**WORK TO BE COMPLETED**: Set each record down exactly, excluding all images.

══ DATA PROVIDED ══

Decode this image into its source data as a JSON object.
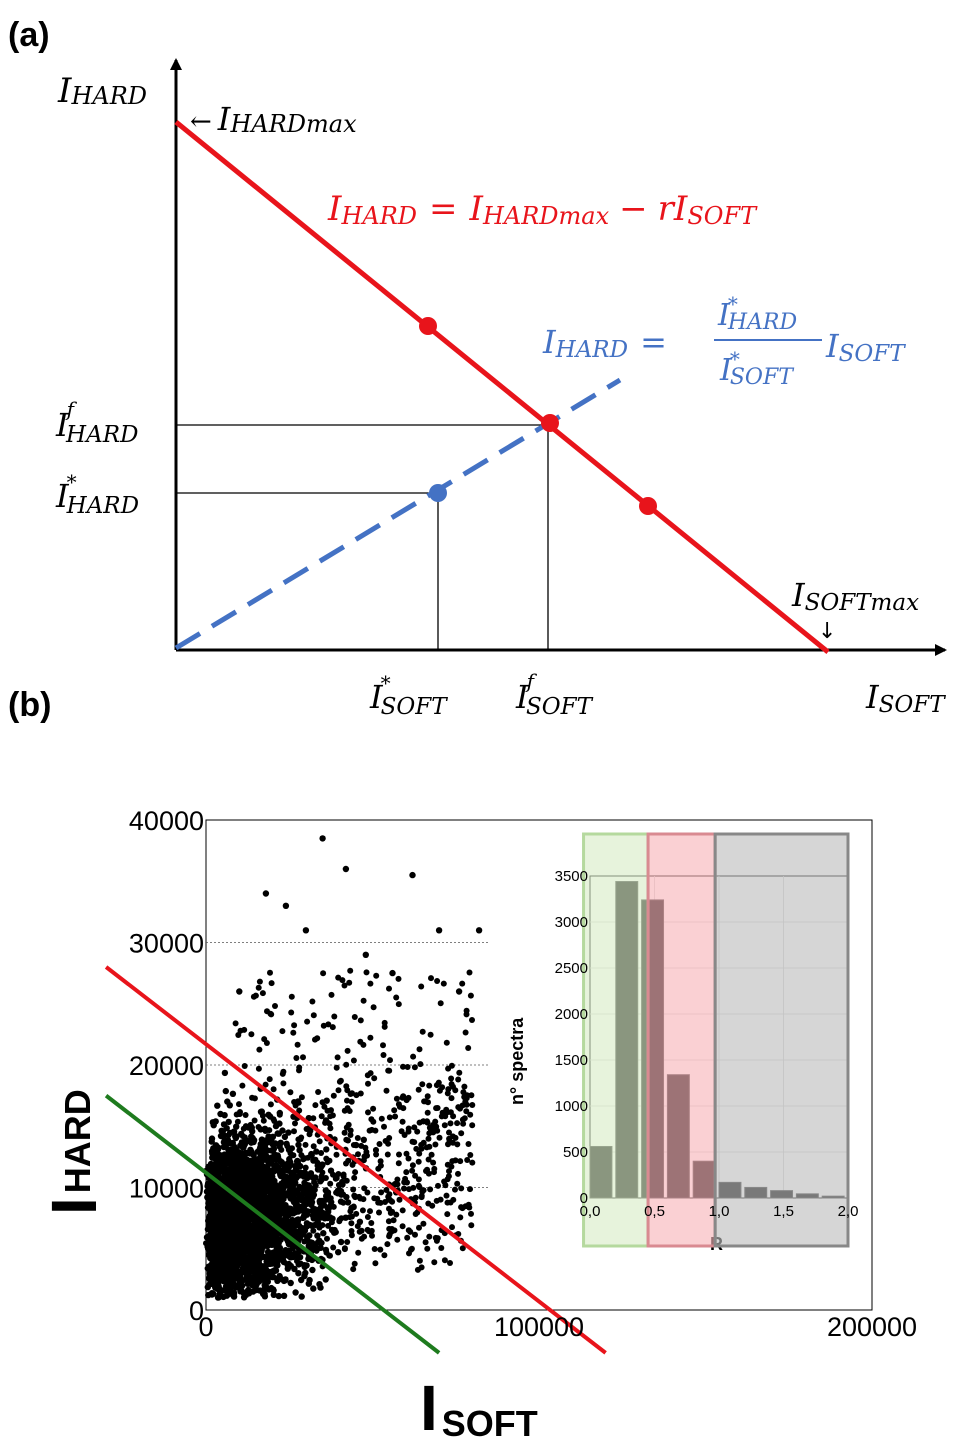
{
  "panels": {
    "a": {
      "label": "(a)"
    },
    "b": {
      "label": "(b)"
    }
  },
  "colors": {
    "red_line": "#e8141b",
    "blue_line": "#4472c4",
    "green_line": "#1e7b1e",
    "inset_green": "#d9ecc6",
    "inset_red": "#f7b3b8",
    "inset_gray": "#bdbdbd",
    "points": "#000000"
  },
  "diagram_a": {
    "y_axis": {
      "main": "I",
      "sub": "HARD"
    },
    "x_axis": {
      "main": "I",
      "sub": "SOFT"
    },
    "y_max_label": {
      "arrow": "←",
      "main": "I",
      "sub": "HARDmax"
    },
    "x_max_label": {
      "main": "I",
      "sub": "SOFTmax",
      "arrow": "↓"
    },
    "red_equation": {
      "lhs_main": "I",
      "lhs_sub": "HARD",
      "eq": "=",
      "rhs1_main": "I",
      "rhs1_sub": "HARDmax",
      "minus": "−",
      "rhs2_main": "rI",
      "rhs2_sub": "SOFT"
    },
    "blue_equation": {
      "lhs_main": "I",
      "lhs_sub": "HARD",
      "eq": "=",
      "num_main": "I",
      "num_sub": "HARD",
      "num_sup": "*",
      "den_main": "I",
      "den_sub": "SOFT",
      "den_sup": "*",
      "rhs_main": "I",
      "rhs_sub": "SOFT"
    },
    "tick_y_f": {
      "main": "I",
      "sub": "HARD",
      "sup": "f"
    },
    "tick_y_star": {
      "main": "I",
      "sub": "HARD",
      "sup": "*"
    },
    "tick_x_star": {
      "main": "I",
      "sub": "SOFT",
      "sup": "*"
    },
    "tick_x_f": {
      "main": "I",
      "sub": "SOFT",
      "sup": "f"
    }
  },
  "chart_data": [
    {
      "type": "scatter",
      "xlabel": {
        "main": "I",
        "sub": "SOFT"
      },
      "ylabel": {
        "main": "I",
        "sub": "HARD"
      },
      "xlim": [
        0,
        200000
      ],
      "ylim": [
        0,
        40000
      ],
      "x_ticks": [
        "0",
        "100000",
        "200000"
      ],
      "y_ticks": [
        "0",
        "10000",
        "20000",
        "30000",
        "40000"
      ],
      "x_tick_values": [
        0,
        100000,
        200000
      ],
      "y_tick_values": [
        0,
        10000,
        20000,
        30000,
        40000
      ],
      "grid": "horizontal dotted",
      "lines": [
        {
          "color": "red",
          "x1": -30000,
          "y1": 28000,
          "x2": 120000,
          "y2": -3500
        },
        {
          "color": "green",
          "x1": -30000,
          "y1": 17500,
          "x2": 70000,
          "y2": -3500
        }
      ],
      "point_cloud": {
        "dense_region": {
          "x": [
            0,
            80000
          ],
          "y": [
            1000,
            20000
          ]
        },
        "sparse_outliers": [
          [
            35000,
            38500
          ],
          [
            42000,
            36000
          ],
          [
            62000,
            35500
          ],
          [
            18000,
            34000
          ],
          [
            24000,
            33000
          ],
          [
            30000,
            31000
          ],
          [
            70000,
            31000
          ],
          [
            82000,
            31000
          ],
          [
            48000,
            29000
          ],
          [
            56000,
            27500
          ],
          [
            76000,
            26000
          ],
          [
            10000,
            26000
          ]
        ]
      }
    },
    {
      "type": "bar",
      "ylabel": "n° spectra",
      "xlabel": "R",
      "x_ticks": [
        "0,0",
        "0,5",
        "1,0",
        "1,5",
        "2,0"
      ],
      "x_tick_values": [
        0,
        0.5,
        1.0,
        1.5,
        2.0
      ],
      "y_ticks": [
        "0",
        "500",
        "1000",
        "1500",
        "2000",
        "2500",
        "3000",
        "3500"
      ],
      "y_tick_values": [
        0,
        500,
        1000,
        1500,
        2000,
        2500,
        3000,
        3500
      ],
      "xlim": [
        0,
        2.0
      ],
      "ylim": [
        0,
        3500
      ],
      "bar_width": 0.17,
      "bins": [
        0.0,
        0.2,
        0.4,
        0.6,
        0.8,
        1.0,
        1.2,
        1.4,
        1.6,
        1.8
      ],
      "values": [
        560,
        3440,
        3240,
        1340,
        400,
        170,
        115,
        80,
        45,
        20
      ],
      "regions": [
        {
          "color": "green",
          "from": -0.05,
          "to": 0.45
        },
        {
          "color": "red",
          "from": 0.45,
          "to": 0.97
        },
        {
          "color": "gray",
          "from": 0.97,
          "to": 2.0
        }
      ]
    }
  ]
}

═══

**COMPLETE OUTPUT**:
Decode this image into its source data as a JSON object.
{
  "panels": {
    "a": {
      "label": "(a)"
    },
    "b": {
      "label": "(b)"
    }
  },
  "colors": {
    "red_line": "#e8141b",
    "blue_line": "#4472c4",
    "green_line": "#1e7b1e",
    "inset_green": "#d9ecc6",
    "inset_red": "#f7b3b8",
    "inset_gray": "#bdbdbd",
    "points": "#000000"
  },
  "diagram_a": {
    "y_axis": {
      "main": "I",
      "sub": "HARD"
    },
    "x_axis": {
      "main": "I",
      "sub": "SOFT"
    },
    "y_max_label": {
      "arrow": "←",
      "main": "I",
      "sub": "HARDmax"
    },
    "x_max_label": {
      "main": "I",
      "sub": "SOFTmax",
      "arrow": "↓"
    },
    "red_equation": {
      "lhs_main": "I",
      "lhs_sub": "HARD",
      "eq": "=",
      "rhs1_main": "I",
      "rhs1_sub": "HARDmax",
      "minus": "−",
      "rhs2_main": "rI",
      "rhs2_sub": "SOFT"
    },
    "blue_equation": {
      "lhs_main": "I",
      "lhs_sub": "HARD",
      "eq": "=",
      "num_main": "I",
      "num_sub": "HARD",
      "num_sup": "*",
      "den_main": "I",
      "den_sub": "SOFT",
      "den_sup": "*",
      "rhs_main": "I",
      "rhs_sub": "SOFT"
    },
    "tick_y_f": {
      "main": "I",
      "sub": "HARD",
      "sup": "f"
    },
    "tick_y_star": {
      "main": "I",
      "sub": "HARD",
      "sup": "*"
    },
    "tick_x_star": {
      "main": "I",
      "sub": "SOFT",
      "sup": "*"
    },
    "tick_x_f": {
      "main": "I",
      "sub": "SOFT",
      "sup": "f"
    }
  },
  "chart_data": [
    {
      "type": "scatter",
      "xlabel": {
        "main": "I",
        "sub": "SOFT"
      },
      "ylabel": {
        "main": "I",
        "sub": "HARD"
      },
      "xlim": [
        0,
        200000
      ],
      "ylim": [
        0,
        40000
      ],
      "x_ticks": [
        "0",
        "100000",
        "200000"
      ],
      "y_ticks": [
        "0",
        "10000",
        "20000",
        "30000",
        "40000"
      ],
      "x_tick_values": [
        0,
        100000,
        200000
      ],
      "y_tick_values": [
        0,
        10000,
        20000,
        30000,
        40000
      ],
      "grid": "horizontal dotted",
      "lines": [
        {
          "color": "red",
          "x1": -30000,
          "y1": 28000,
          "x2": 120000,
          "y2": -3500
        },
        {
          "color": "green",
          "x1": -30000,
          "y1": 17500,
          "x2": 70000,
          "y2": -3500
        }
      ],
      "point_cloud": {
        "dense_region": {
          "x": [
            0,
            80000
          ],
          "y": [
            1000,
            20000
          ]
        },
        "sparse_outliers": [
          [
            35000,
            38500
          ],
          [
            42000,
            36000
          ],
          [
            62000,
            35500
          ],
          [
            18000,
            34000
          ],
          [
            24000,
            33000
          ],
          [
            30000,
            31000
          ],
          [
            70000,
            31000
          ],
          [
            82000,
            31000
          ],
          [
            48000,
            29000
          ],
          [
            56000,
            27500
          ],
          [
            76000,
            26000
          ],
          [
            10000,
            26000
          ]
        ]
      }
    },
    {
      "type": "bar",
      "ylabel": "n° spectra",
      "xlabel": "R",
      "x_ticks": [
        "0,0",
        "0,5",
        "1,0",
        "1,5",
        "2,0"
      ],
      "x_tick_values": [
        0,
        0.5,
        1.0,
        1.5,
        2.0
      ],
      "y_ticks": [
        "0",
        "500",
        "1000",
        "1500",
        "2000",
        "2500",
        "3000",
        "3500"
      ],
      "y_tick_values": [
        0,
        500,
        1000,
        1500,
        2000,
        2500,
        3000,
        3500
      ],
      "xlim": [
        0,
        2.0
      ],
      "ylim": [
        0,
        3500
      ],
      "bar_width": 0.17,
      "bins": [
        0.0,
        0.2,
        0.4,
        0.6,
        0.8,
        1.0,
        1.2,
        1.4,
        1.6,
        1.8
      ],
      "values": [
        560,
        3440,
        3240,
        1340,
        400,
        170,
        115,
        80,
        45,
        20
      ],
      "regions": [
        {
          "color": "green",
          "from": -0.05,
          "to": 0.45
        },
        {
          "color": "red",
          "from": 0.45,
          "to": 0.97
        },
        {
          "color": "gray",
          "from": 0.97,
          "to": 2.0
        }
      ]
    }
  ]
}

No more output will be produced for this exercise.